(begin)

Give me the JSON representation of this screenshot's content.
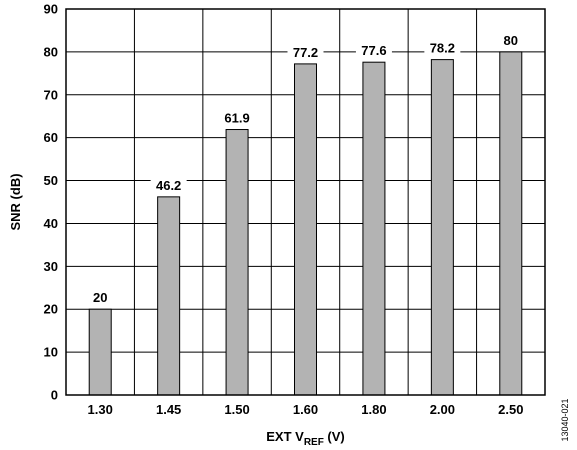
{
  "chart_data": {
    "type": "bar",
    "categories": [
      "1.30",
      "1.45",
      "1.50",
      "1.60",
      "1.80",
      "2.00",
      "2.50"
    ],
    "values": [
      20,
      46.2,
      61.9,
      77.2,
      77.6,
      78.2,
      80
    ],
    "data_labels": [
      "20",
      "46.2",
      "61.9",
      "77.2",
      "77.6",
      "78.2",
      "80"
    ],
    "xlabel": "EXT V",
    "xlabel_subscript": "REF",
    "xlabel_suffix": " (V)",
    "ylabel": "SNR (dB)",
    "ylim": [
      0,
      90
    ],
    "yticks": [
      0,
      10,
      20,
      30,
      40,
      50,
      60,
      70,
      80,
      90
    ],
    "grid": true,
    "bar_color": "#b3b3b3"
  },
  "figure_id": "13040-021"
}
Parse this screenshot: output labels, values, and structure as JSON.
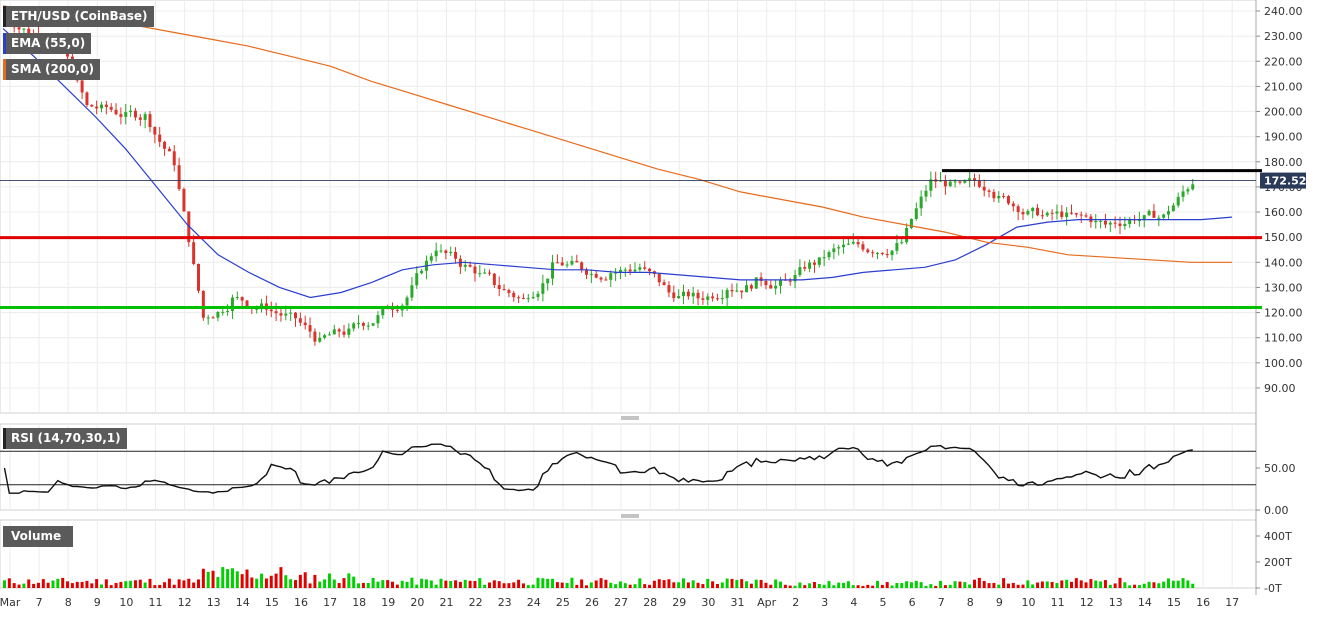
{
  "chart_data": {
    "type": "candlestick",
    "panels": {
      "price": {
        "title": "ETH/USD (CoinBase)",
        "ylim": [
          80,
          245
        ],
        "y_ticks": [
          90,
          100,
          110,
          120,
          130,
          140,
          150,
          160,
          170,
          180,
          190,
          200,
          210,
          220,
          230,
          240
        ],
        "current_price": 172.52,
        "resistance_level": 176.5,
        "support_levels": [
          {
            "value": 149.8,
            "color": "#e00000"
          },
          {
            "value": 122.0,
            "color": "#00c000"
          }
        ],
        "indicators": [
          {
            "name": "EMA (55,0)",
            "color": "#2a3ecf"
          },
          {
            "name": "SMA (200,0)",
            "color": "#e86a1c"
          }
        ]
      },
      "rsi": {
        "title": "RSI (14,70,30,1)",
        "overbought": 70,
        "oversold": 30,
        "y_ticks": [
          0,
          50
        ],
        "tick_labels": [
          "0.00",
          "50.00"
        ]
      },
      "volume": {
        "title": "Volume",
        "tick_labels": [
          "-0T",
          "200T",
          "400T"
        ]
      }
    },
    "x_tick_labels": [
      "Mar",
      "7",
      "8",
      "9",
      "10",
      "11",
      "12",
      "13",
      "14",
      "15",
      "16",
      "17",
      "18",
      "19",
      "20",
      "21",
      "22",
      "23",
      "24",
      "25",
      "26",
      "27",
      "28",
      "29",
      "30",
      "31",
      "Apr",
      "2",
      "3",
      "4",
      "5",
      "6",
      "7",
      "8",
      "9",
      "10",
      "11",
      "12",
      "13",
      "14",
      "15",
      "16",
      "17"
    ],
    "daily_close": [
      232,
      228,
      202,
      200,
      198,
      180,
      118,
      125,
      122,
      118,
      108,
      112,
      118,
      126,
      146,
      138,
      132,
      125,
      138,
      138,
      136,
      138,
      128,
      126,
      130,
      132,
      132,
      140,
      146,
      145,
      148,
      172,
      170,
      170,
      162,
      158,
      158,
      155,
      158,
      158,
      172
    ],
    "ema_55": [
      233,
      222,
      210,
      198,
      185,
      170,
      155,
      143,
      136,
      130,
      126,
      128,
      132,
      137,
      139,
      140,
      139,
      138,
      137,
      137,
      136,
      136,
      135,
      134,
      133,
      133,
      133,
      134,
      136,
      137,
      138,
      141,
      147,
      154,
      156,
      157,
      157,
      157,
      157,
      157,
      158
    ],
    "sma_200": [
      242,
      240,
      238,
      235,
      232,
      229,
      226,
      222,
      218,
      212,
      207,
      202,
      197,
      192,
      187,
      182,
      177,
      173,
      168,
      165,
      162,
      158,
      155,
      152,
      148,
      146,
      143,
      142,
      141,
      140,
      140
    ]
  }
}
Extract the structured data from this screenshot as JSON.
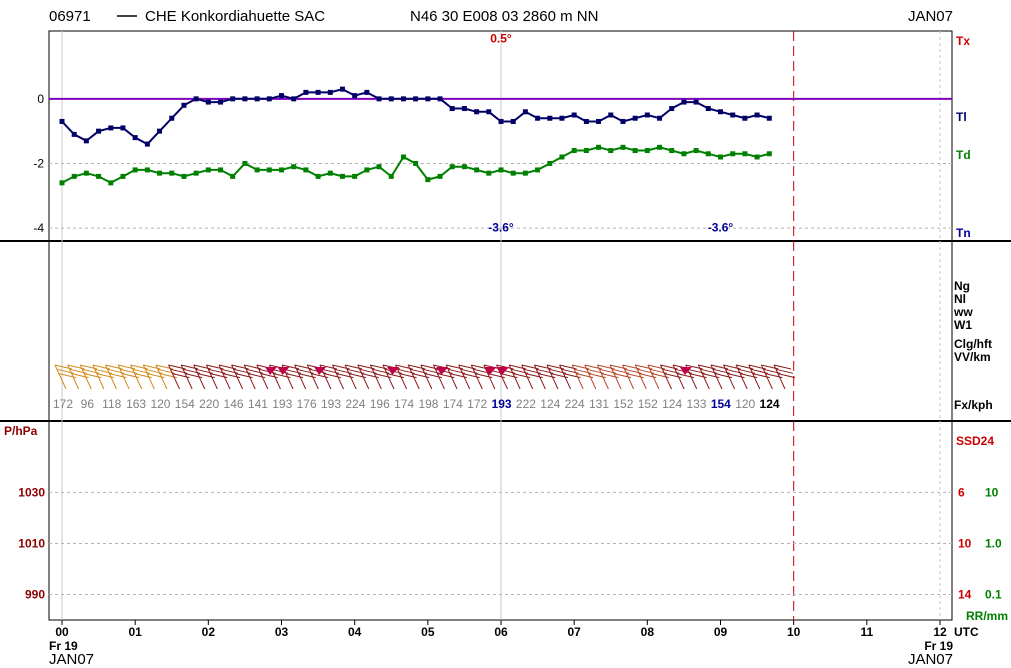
{
  "header": {
    "station_id": "06971",
    "station_name": "CHE Konkordiahuette SAC",
    "location": "N46 30 E008 03 2860 m NN",
    "period": "JAN07"
  },
  "footer": {
    "day_left": "Fr 19",
    "month_left": "JAN07",
    "day_right": "Fr 19",
    "month_right": "JAN07",
    "utc_label": "UTC"
  },
  "panel_labels": {
    "tx": "Tx",
    "tl": "Tl",
    "td": "Td",
    "tn": "Tn",
    "ng": "Ng",
    "nl": "Nl",
    "ww": "ww",
    "w1": "W1",
    "clg": "Clg/hft",
    "vv": "VV/km",
    "fx": "Fx/kph",
    "p": "P/hPa",
    "ssd": "SSD24",
    "rr": "RR/mm"
  },
  "colors": {
    "temperature": "#000066",
    "dewpoint": "#008000",
    "zero_line": "#8000c0",
    "red_label": "#cc0000",
    "pressure_label": "#8b0000",
    "barb_dark": "#8b1a1a",
    "barb_mid": "#b8482a",
    "barb_light": "#d48a1a",
    "flag": "#c0004a",
    "wind_gray": "#808080",
    "wind_blue": "#000099",
    "now_line": "#cc0000"
  },
  "chart_data": [
    {
      "type": "line",
      "panel": "temperature",
      "x_unit": "hour UTC",
      "xlim": [
        0,
        12
      ],
      "x_ticks": [
        "00",
        "01",
        "02",
        "03",
        "04",
        "05",
        "06",
        "07",
        "08",
        "09",
        "10",
        "11",
        "12"
      ],
      "ylim": [
        -4.4,
        2.1
      ],
      "y_ticks": [
        0,
        -2,
        -4
      ],
      "y_tick_labels": [
        "0",
        "-2",
        "-4"
      ],
      "grid": true,
      "series": [
        {
          "name": "Tl",
          "x": [
            0,
            0.167,
            0.333,
            0.5,
            0.667,
            0.833,
            1.0,
            1.167,
            1.333,
            1.5,
            1.667,
            1.833,
            2.0,
            2.167,
            2.333,
            2.5,
            2.667,
            2.833,
            3.0,
            3.167,
            3.333,
            3.5,
            3.667,
            3.833,
            4.0,
            4.167,
            4.333,
            4.5,
            4.667,
            4.833,
            5.0,
            5.167,
            5.333,
            5.5,
            5.667,
            5.833,
            6.0,
            6.167,
            6.333,
            6.5,
            6.667,
            6.833,
            7.0,
            7.167,
            7.333,
            7.5,
            7.667,
            7.833,
            8.0,
            8.167,
            8.333,
            8.5,
            8.667,
            8.833,
            9.0,
            9.167,
            9.333,
            9.5,
            9.667
          ],
          "values": [
            -0.7,
            -1.1,
            -1.3,
            -1.0,
            -0.9,
            -0.9,
            -1.2,
            -1.4,
            -1.0,
            -0.6,
            -0.2,
            0.0,
            -0.1,
            -0.1,
            0.0,
            0.0,
            0.0,
            0.0,
            0.1,
            0.0,
            0.2,
            0.2,
            0.2,
            0.3,
            0.1,
            0.2,
            0.0,
            0.0,
            0.0,
            0.0,
            0.0,
            0.0,
            -0.3,
            -0.3,
            -0.4,
            -0.4,
            -0.7,
            -0.7,
            -0.4,
            -0.6,
            -0.6,
            -0.6,
            -0.5,
            -0.7,
            -0.7,
            -0.5,
            -0.7,
            -0.6,
            -0.5,
            -0.6,
            -0.3,
            -0.1,
            -0.1,
            -0.3,
            -0.4,
            -0.5,
            -0.6,
            -0.5,
            -0.6
          ]
        },
        {
          "name": "Td",
          "x": [
            0,
            0.167,
            0.333,
            0.5,
            0.667,
            0.833,
            1.0,
            1.167,
            1.333,
            1.5,
            1.667,
            1.833,
            2.0,
            2.167,
            2.333,
            2.5,
            2.667,
            2.833,
            3.0,
            3.167,
            3.333,
            3.5,
            3.667,
            3.833,
            4.0,
            4.167,
            4.333,
            4.5,
            4.667,
            4.833,
            5.0,
            5.167,
            5.333,
            5.5,
            5.667,
            5.833,
            6.0,
            6.167,
            6.333,
            6.5,
            6.667,
            6.833,
            7.0,
            7.167,
            7.333,
            7.5,
            7.667,
            7.833,
            8.0,
            8.167,
            8.333,
            8.5,
            8.667,
            8.833,
            9.0,
            9.167,
            9.333,
            9.5,
            9.667
          ],
          "values": [
            -2.6,
            -2.4,
            -2.3,
            -2.4,
            -2.6,
            -2.4,
            -2.2,
            -2.2,
            -2.3,
            -2.3,
            -2.4,
            -2.3,
            -2.2,
            -2.2,
            -2.4,
            -2.0,
            -2.2,
            -2.2,
            -2.2,
            -2.1,
            -2.2,
            -2.4,
            -2.3,
            -2.4,
            -2.4,
            -2.2,
            -2.1,
            -2.4,
            -1.8,
            -2.0,
            -2.5,
            -2.4,
            -2.1,
            -2.1,
            -2.2,
            -2.3,
            -2.2,
            -2.3,
            -2.3,
            -2.2,
            -2.0,
            -1.8,
            -1.6,
            -1.6,
            -1.5,
            -1.6,
            -1.5,
            -1.6,
            -1.6,
            -1.5,
            -1.6,
            -1.7,
            -1.6,
            -1.7,
            -1.8,
            -1.7,
            -1.7,
            -1.8,
            -1.7
          ]
        }
      ],
      "annotations": [
        {
          "text": "0.5°",
          "x": 6.0,
          "y": 1.75,
          "kind": "max"
        },
        {
          "text": "-3.6°",
          "x": 6.0,
          "y": -4.1,
          "kind": "min"
        },
        {
          "text": "-3.6°",
          "x": 9.0,
          "y": -4.1,
          "kind": "min"
        }
      ],
      "reference_line": {
        "y": 0
      },
      "now_x": 10.0
    },
    {
      "type": "table",
      "panel": "wind",
      "label": "Fx/kph",
      "x_start": 0,
      "x_step": 0.333,
      "gusts": [
        "172",
        "96",
        "118",
        "163",
        "120",
        "154",
        "220",
        "146",
        "141",
        "193",
        "176",
        "193",
        "224",
        "196",
        "174",
        "198",
        "174",
        "172",
        "193",
        "222",
        "124",
        "224",
        "131",
        "152",
        "152",
        "124",
        "133",
        "154",
        "120",
        "124"
      ],
      "gust_colors": [
        "gray",
        "gray",
        "gray",
        "gray",
        "gray",
        "gray",
        "gray",
        "gray",
        "gray",
        "gray",
        "gray",
        "gray",
        "gray",
        "gray",
        "gray",
        "gray",
        "gray",
        "gray",
        "blue",
        "gray",
        "gray",
        "gray",
        "gray",
        "gray",
        "gray",
        "gray",
        "gray",
        "blue",
        "gray",
        "black"
      ],
      "barb_count": 58,
      "flag_positions": [
        2.83,
        3.0,
        3.5,
        4.5,
        5.17,
        5.83,
        6.0,
        8.5
      ]
    },
    {
      "type": "line",
      "panel": "pressure",
      "xlim": [
        0,
        12
      ],
      "ylim": [
        980,
        1058
      ],
      "y_ticks": [
        1030,
        1010,
        990
      ],
      "y_tick_labels": [
        "1030",
        "1010",
        "990"
      ],
      "ssd_tick_labels": [
        "6",
        "10",
        "14"
      ],
      "rr_tick_labels": [
        "10",
        "1.0",
        "0.1"
      ],
      "grid": true,
      "series": []
    }
  ]
}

(end)

● INSTRUCTIONS TO FOLLOW
In the entries above, identify each line that includes the string "values", then copy it.

● EXERCISE RESULT
    "values": [
Parse this screenshot: output labels, values, and structure as JSON.
          "values": [
          "values": [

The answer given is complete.